Exercise set »
1. Answer these questions using the White Knight Chronicles Let's Play text:
(a) What are the Magi soldiers called when they appear again in the present?
(b) How much AC does +Aftermath take to pull off?
(c) Human enemies take half damage from everything except what?
2. Translate this sentence from the White Knight Chronicles Let's Play text into French: "At the end of our search, we stumble upon a squad of Magi soldiers out in the woods."
3. Write the next few paragraphs of the White Knight Chronicles Let's Play text, picking up after its final sentence.

The Let's Play Archive

White Knight Chronicles I & II

by nine-gear crow

Part 45: YOU CREATED A TIME PARADOX! (Part 2)




At the end of our search, we stumble upon a squad of Magi soldiers out in the woods. Note that this is the only time in the second game, as far as I recall, that they’re referred to as Magi soldiers. When they appear again in the present they’re called Yshrenian soldiers.

Because Grazel standing on a balcony and yelling that his kooky cult was now an empire because he has the Sun King now apparently made it so.


Leonard: HEEEEEROOOOOO!!!
Orren: YO GUYS! KILL THIS IDIOT! I WON’T EVEN STOP YOU!!!


Once again we’re fighting human enemies, who have no weaknesses and take half damage from everything but magic, which your AI party members can’t use properly. So to make up for that, I switch over to the Avatar and break in a brand new axe/hammer skill specifically designed for dealing with large numbers of human enemies all bunched up in a group like this: +Aftermath.


+Aftermath is absolutely bitchin. It’s an area-of-effect physical attack that has an absolutely monsterous range. It takes 2 AC to pull off, but, well…


Orren: [Slow motion hover in air with doves flying past camera for no reason shot]


EXPLOSION!


Orren channels the sheer maddening rage of being stuck with Leonard once again for the rest of the game into a massive fiery shockwave that knocks all the Magi soldiers down to half health in an instance and knocks them all off balance, allowing you to score a few more hits on them before they have time to properly recover.

At higher levels and with better axes/hammers equipped, +Aftermath is a one-hit-kill "fuck you button" attack against most enemies.


Let da baw-dies hit da flo.


Orren: Hey, guess what?
Magi Soldier: I have a wife and kids!
Orren: Then you shouldn’t have joined a death cult, dickhead!
[SPLAT]


However, in the midst of our gleeful murdering of Magi mooks, the bullest of shit mechanics of game 2 is introduced right under your nose.

Dataset records
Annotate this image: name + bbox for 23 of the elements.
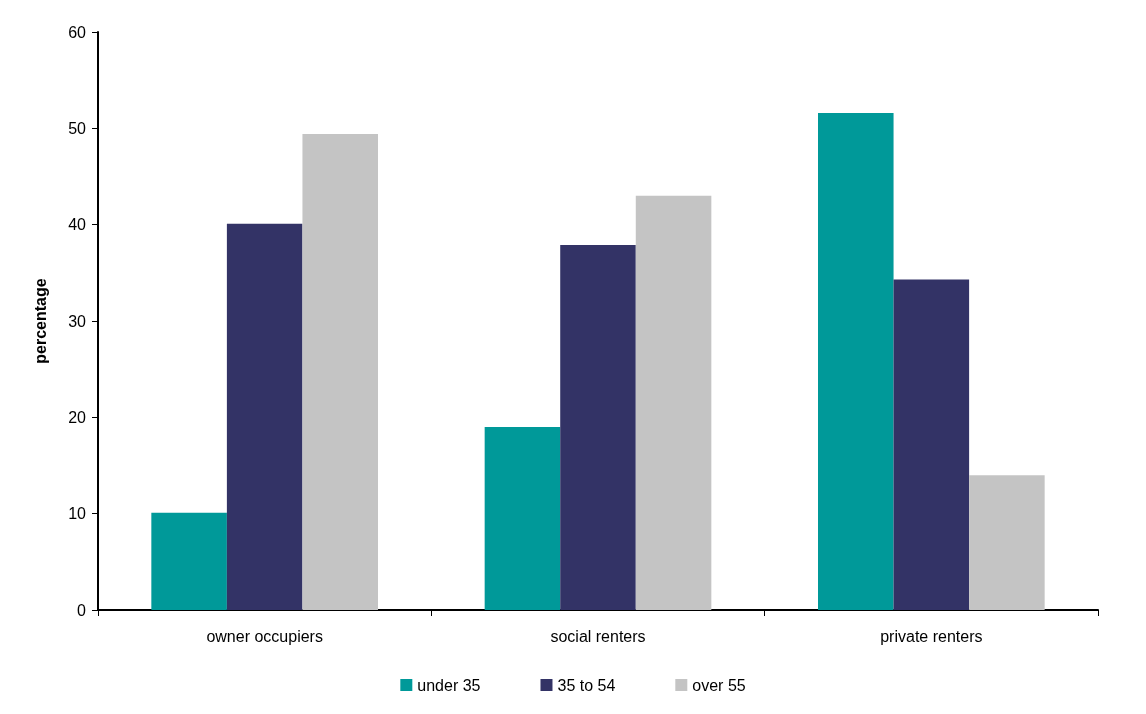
bar: [635, 195, 712, 610]
x-tick-label: social renters: [550, 627, 646, 645]
y-tick-label: 0: [77, 601, 87, 619]
legend-label: over 55: [692, 676, 746, 694]
bar: [151, 512, 227, 610]
bar: [484, 426, 561, 610]
y-tick-label: 10: [68, 505, 87, 523]
y-tick-label: 40: [68, 216, 87, 234]
bar: [302, 134, 378, 610]
bar: [969, 475, 1045, 610]
bar: [818, 112, 894, 610]
x-tick-label: owner occupiers: [206, 627, 323, 645]
bar: [893, 279, 970, 610]
legend-label: under 35: [417, 676, 481, 694]
bar: [226, 223, 303, 610]
y-tick-label: 30: [68, 312, 87, 330]
x-tick-label: private renters: [880, 627, 983, 645]
y-axis-title: percentage: [31, 278, 49, 364]
bar: [560, 244, 636, 610]
legend-label: 35 to 54: [557, 676, 616, 694]
y-tick-label: 20: [68, 408, 87, 426]
y-tick-label: 60: [68, 23, 87, 41]
y-tick-label: 50: [68, 119, 87, 137]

In response »
1.
(a) Yshrenian soldiers
(b) 2 AC
(c) Magic

2. À la fin de nos recherches, nous tombons sur une escouade de soldats Magi dans les bois.

3.
Those Magi Officers, the ones with the big smokestack helmets we’ve been encountering up till now? In game 2 they transform into gigases when they die.


This one here died and transformed while I had my back turned to him, that’s how unexpectedly the game drops this card on you (no pun intended).


As I land the killing blow on officer #2, the Avatar was stunned by the now-transformed gigas and I’m unable to move or act.


So I hop back into Leonard to whip out the White Knight.






Anything you can do, I can do better…


But not as good as Caesar, or Kara, or nice try.




Leonard: Verto!






And now we do the same thing we do to all gigases ever in this game: stabby stab stab.








I take out the Alphatria Gigas (the yellow one) quite handily, with enough MP left to finish off the weakened Alphapente Gigas (the red one)…


But because I’m too far away from it, the game decides there are no more enemies around and kicks me out of Knight mode. Although, if you think about it, it’s totally in-character for Leonard to demorph within spitting distance of a still-active mortal threat, so I can’t be that mad at the game.

Actually I can be. I was furious with it.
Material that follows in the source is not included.